**TASK REQUIREMENTS**
For every line in the data below that contains "text", copy the line.

**EXTRACTED INFORMATION**
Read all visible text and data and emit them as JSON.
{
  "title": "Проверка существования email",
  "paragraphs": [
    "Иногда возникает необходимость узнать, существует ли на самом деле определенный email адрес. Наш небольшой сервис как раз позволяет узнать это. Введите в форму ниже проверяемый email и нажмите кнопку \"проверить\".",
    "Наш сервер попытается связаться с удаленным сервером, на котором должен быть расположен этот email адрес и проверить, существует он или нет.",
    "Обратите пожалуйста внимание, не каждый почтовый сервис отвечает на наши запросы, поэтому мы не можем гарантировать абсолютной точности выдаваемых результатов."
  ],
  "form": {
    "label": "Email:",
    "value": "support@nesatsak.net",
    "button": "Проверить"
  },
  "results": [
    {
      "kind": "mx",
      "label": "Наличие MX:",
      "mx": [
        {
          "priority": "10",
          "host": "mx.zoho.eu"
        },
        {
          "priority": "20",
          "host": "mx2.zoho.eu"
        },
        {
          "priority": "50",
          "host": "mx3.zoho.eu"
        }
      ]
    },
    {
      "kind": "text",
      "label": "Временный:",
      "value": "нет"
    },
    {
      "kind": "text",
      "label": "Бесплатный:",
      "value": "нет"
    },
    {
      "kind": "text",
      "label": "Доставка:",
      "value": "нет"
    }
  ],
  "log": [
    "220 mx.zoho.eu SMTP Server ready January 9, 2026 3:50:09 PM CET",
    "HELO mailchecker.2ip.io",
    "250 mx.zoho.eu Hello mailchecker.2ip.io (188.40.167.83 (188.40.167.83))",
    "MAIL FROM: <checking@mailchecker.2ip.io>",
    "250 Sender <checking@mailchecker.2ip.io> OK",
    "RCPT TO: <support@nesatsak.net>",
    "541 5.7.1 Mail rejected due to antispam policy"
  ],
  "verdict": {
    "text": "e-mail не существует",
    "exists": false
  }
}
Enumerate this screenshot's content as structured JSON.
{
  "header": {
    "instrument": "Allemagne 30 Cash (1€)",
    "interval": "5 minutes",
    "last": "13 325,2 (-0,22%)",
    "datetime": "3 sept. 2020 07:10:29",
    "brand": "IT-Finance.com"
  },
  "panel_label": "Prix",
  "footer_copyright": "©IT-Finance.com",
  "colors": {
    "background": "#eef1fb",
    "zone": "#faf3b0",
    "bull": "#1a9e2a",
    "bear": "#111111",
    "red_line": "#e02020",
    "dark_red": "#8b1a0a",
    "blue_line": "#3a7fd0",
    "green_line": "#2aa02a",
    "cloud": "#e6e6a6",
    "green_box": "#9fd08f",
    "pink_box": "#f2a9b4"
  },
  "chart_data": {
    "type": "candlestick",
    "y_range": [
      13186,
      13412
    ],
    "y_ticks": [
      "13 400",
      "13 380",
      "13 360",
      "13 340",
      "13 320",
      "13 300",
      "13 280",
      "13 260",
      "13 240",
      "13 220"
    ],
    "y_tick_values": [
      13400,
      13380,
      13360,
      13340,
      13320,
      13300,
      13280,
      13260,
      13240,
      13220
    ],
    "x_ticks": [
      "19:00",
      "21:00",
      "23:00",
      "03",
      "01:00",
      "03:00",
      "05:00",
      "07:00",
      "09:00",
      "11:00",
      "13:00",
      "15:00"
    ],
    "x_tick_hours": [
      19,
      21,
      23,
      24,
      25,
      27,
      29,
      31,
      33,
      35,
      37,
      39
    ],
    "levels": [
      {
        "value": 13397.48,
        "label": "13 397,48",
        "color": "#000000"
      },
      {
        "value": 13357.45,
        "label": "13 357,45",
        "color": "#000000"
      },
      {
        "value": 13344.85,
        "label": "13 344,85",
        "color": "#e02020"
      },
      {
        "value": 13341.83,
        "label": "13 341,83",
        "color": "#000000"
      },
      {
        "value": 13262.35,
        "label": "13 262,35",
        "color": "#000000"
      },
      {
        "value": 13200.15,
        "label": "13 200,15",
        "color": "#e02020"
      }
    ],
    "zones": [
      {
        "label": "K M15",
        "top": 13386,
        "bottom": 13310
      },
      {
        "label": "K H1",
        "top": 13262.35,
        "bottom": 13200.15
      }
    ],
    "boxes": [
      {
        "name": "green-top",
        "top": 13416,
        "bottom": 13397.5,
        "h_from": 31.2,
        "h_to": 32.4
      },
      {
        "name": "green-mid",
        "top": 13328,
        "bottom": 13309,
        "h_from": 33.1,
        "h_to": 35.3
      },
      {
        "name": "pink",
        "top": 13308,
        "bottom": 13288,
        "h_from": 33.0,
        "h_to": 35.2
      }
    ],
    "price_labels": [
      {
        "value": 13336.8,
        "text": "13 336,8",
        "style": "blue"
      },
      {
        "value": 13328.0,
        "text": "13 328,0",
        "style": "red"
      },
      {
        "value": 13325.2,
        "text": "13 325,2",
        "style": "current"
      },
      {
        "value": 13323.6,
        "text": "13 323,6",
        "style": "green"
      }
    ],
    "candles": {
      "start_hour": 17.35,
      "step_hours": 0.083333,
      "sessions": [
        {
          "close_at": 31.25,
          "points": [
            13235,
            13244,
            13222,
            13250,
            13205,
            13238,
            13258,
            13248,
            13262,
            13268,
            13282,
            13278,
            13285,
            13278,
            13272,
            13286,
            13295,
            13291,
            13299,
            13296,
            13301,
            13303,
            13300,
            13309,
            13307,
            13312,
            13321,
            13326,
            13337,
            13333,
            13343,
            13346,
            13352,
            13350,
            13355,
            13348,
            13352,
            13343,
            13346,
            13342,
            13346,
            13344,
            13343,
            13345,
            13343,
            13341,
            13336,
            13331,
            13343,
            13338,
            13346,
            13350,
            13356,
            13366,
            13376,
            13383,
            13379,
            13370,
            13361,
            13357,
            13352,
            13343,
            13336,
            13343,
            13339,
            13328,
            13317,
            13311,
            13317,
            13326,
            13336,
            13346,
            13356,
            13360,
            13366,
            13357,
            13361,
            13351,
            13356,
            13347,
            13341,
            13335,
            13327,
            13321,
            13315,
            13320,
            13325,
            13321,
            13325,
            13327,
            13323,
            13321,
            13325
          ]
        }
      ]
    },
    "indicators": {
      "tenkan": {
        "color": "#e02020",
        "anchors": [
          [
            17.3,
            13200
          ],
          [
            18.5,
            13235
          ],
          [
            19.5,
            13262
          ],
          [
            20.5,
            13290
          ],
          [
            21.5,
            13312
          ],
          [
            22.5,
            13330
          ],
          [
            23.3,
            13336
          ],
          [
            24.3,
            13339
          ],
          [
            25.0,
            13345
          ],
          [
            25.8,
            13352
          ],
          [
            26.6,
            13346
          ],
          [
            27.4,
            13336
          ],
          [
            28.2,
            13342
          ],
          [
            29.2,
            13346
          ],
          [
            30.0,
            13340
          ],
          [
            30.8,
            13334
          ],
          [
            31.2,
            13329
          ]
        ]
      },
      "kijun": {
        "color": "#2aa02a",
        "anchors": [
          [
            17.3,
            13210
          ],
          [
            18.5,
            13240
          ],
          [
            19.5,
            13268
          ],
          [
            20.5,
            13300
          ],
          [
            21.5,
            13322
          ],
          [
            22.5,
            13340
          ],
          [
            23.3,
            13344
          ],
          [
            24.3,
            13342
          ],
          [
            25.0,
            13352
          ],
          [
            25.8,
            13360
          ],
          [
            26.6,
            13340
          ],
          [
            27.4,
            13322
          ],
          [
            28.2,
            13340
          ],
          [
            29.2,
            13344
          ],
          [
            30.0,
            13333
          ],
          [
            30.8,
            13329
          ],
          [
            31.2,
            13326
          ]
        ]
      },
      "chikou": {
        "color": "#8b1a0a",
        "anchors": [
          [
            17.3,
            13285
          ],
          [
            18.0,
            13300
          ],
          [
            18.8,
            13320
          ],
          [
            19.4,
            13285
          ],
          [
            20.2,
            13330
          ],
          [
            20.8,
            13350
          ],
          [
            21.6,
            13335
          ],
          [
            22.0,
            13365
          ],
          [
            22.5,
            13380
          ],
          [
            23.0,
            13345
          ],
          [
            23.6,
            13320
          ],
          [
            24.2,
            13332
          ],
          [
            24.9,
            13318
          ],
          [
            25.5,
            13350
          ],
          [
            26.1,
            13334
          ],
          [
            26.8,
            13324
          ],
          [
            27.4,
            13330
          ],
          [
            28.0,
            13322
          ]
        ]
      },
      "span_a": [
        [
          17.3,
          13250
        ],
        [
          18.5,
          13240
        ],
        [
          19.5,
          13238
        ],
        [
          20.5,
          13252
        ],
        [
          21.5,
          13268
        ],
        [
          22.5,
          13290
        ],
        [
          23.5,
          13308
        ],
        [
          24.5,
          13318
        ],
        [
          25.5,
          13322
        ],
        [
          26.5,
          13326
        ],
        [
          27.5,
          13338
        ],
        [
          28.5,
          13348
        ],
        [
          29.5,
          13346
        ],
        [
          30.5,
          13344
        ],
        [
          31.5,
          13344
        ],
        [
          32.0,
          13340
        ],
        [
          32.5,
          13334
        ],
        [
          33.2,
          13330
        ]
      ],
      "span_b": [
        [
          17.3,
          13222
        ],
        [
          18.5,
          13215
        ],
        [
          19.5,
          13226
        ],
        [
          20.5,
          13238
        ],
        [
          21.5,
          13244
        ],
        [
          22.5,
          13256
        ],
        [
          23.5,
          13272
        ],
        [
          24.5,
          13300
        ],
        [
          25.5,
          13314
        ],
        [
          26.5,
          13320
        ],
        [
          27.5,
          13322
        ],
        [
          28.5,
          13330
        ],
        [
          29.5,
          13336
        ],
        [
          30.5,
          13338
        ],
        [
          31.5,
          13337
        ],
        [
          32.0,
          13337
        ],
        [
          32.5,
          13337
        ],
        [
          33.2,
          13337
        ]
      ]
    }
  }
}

**RESULT OF THE TASK**
Read all visible text and data and emit them as JSON.
      "kind": "text",
      "kind": "text",
      "kind": "text",
    "text": "e-mail не существует",
        "text": "13 336,8",
        "text": "13 328,0",
        "text": "13 325,2",
        "text": "13 323,6",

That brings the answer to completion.